### DATA FOR THIS TASK
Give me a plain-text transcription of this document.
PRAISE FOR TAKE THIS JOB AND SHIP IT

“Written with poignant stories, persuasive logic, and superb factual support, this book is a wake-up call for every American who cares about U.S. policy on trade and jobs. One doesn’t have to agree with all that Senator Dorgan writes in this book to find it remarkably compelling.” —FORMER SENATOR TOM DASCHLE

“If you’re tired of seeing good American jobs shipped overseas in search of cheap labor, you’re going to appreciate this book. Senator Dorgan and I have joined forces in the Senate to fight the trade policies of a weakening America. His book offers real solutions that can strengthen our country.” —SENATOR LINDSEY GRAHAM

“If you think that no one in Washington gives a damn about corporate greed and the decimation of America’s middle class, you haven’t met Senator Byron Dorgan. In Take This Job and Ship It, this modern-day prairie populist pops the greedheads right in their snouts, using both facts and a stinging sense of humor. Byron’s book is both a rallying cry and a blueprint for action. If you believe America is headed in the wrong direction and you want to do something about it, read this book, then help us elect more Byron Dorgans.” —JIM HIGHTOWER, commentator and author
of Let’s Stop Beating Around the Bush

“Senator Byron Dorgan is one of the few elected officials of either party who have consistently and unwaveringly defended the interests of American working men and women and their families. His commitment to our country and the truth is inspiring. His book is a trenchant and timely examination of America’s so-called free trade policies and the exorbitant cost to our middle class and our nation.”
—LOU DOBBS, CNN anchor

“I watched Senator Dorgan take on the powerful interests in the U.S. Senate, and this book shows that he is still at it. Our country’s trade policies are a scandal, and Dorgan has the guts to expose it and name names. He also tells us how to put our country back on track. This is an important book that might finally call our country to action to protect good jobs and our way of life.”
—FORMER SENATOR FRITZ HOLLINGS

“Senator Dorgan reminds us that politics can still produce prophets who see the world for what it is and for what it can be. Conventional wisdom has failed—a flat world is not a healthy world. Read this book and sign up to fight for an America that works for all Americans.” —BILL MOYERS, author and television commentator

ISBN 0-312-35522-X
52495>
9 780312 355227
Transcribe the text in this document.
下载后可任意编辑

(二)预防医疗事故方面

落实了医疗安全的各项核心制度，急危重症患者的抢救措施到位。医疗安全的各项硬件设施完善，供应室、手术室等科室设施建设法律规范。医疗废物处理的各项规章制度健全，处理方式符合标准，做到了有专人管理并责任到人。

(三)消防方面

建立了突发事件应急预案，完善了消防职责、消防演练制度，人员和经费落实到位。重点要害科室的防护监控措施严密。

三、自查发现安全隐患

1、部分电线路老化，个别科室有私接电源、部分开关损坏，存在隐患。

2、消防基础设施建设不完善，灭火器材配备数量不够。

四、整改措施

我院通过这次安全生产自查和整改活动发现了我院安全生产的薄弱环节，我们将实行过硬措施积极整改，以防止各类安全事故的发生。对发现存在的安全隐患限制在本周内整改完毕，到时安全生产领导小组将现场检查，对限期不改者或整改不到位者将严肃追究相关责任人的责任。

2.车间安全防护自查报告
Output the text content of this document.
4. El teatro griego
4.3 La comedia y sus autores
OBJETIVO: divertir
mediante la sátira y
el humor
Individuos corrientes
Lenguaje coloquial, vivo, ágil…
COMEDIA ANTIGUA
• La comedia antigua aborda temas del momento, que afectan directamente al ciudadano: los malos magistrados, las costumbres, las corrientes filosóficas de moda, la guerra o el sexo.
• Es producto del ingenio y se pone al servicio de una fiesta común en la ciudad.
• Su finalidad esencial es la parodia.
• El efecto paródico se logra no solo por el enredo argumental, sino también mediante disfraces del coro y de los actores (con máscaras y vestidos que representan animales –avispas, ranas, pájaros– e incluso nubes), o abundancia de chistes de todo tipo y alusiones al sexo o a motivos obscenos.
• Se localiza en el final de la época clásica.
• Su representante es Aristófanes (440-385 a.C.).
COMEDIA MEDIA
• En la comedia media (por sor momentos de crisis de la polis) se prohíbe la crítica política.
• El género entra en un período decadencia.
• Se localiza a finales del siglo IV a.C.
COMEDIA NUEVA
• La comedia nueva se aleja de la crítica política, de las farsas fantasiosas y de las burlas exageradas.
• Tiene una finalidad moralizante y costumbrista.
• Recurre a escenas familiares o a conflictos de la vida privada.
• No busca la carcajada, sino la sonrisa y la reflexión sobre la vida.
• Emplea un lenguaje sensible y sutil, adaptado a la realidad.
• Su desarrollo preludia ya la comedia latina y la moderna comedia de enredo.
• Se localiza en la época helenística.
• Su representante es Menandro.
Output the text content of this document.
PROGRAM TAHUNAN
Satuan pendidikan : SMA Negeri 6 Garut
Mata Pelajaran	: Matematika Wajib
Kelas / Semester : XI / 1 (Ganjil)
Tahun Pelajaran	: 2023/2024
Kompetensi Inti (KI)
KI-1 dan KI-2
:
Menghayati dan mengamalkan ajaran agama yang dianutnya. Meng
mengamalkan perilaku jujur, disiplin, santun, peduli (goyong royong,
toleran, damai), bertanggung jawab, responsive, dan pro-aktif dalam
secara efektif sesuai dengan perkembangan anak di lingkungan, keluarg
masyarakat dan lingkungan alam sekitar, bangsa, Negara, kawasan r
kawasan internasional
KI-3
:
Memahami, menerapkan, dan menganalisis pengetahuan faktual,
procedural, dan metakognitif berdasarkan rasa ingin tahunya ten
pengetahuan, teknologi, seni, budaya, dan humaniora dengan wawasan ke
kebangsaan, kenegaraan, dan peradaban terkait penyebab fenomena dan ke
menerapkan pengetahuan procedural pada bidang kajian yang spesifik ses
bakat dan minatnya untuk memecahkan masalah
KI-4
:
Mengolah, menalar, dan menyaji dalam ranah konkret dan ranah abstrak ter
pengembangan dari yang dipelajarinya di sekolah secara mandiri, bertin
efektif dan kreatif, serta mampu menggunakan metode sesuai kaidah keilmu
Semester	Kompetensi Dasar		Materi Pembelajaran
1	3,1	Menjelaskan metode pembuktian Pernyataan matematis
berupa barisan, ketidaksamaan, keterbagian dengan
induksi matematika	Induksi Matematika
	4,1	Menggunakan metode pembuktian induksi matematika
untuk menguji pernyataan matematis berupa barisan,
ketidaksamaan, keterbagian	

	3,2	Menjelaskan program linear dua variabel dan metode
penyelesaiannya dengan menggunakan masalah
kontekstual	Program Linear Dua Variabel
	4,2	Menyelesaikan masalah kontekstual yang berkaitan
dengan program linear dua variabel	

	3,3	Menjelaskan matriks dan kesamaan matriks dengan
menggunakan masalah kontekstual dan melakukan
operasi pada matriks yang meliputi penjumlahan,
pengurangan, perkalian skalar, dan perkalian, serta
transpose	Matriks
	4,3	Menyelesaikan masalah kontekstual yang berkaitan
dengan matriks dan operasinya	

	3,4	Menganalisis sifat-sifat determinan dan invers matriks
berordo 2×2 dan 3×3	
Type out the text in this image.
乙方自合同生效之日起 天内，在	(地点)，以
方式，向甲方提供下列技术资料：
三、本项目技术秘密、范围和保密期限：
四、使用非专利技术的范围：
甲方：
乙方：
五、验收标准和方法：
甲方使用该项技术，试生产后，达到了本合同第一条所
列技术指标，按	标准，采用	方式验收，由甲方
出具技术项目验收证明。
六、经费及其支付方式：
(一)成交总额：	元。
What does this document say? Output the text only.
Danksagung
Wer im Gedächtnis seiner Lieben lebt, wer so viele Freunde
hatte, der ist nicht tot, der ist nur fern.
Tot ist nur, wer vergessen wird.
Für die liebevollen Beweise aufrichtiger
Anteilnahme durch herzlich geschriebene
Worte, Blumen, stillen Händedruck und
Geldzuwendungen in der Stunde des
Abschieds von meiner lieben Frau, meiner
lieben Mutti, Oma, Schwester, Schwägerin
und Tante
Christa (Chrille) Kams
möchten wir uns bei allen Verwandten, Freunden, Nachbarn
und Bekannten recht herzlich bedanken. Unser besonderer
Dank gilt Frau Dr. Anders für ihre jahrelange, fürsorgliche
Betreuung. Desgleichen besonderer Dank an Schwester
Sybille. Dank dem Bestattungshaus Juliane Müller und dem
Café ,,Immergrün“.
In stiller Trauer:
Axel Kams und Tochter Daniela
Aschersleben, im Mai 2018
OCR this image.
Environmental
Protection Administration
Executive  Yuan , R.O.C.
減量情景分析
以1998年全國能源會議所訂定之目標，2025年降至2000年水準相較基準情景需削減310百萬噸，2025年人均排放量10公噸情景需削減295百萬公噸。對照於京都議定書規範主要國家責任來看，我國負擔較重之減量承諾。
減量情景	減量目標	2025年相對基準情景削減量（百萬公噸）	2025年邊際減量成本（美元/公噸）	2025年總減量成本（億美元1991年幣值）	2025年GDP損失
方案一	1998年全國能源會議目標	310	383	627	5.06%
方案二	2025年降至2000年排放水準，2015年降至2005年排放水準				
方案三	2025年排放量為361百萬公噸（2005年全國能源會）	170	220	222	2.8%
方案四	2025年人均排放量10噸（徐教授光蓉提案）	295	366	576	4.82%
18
######
WRITTEN EXERCISE —
The records are above. How many lines in them contain the word "lingkungan"? Give the number alone.

RESULT OF THE EXERCISE —
2